What the task asks: Print the data that follows exactly.

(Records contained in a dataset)
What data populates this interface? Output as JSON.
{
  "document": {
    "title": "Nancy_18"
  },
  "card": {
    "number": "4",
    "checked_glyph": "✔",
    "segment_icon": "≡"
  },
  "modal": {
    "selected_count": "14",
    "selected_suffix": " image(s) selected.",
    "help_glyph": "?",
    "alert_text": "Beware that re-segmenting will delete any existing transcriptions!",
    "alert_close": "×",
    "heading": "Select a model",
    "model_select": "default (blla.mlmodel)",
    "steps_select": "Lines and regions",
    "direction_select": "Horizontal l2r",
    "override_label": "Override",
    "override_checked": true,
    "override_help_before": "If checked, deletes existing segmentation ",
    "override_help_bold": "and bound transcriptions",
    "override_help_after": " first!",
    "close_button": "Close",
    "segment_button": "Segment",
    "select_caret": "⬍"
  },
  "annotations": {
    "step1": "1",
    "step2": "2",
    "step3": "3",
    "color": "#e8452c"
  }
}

Written response:
What data populates this interface? Output as JSON.
{
  "document": {
    "title": "Nancy_18"
  },
  "card": {
    "number": "4",
    "checked_glyph": "✔",
    "segment_icon": "≡"
  },
  "modal": {
    "selected_count": "14",
    "selected_suffix": " image(s) selected.",
    "help_glyph": "?",
    "alert_text": "Beware that re-segmenting will delete any existing transcriptions!",
    "alert_close": "×",
    "heading": "Select a model",
    "model_select": "default (blla.mlmodel)",
    "steps_select": "Lines and regions",
    "direction_select": "Horizontal l2r",
    "override_label": "Override",
    "override_checked": true,
    "override_help_before": "If checked, deletes existing segmentation ",
    "override_help_bold": "and bound transcriptions",
    "override_help_after": " first!",
    "close_button": "Close",
    "segment_button": "Segment",
    "select_caret": "⬍"
  },
  "annotations": {
    "step1": "1",
    "step2": "2",
    "step3": "3",
    "color": "#e8452c"
  }
}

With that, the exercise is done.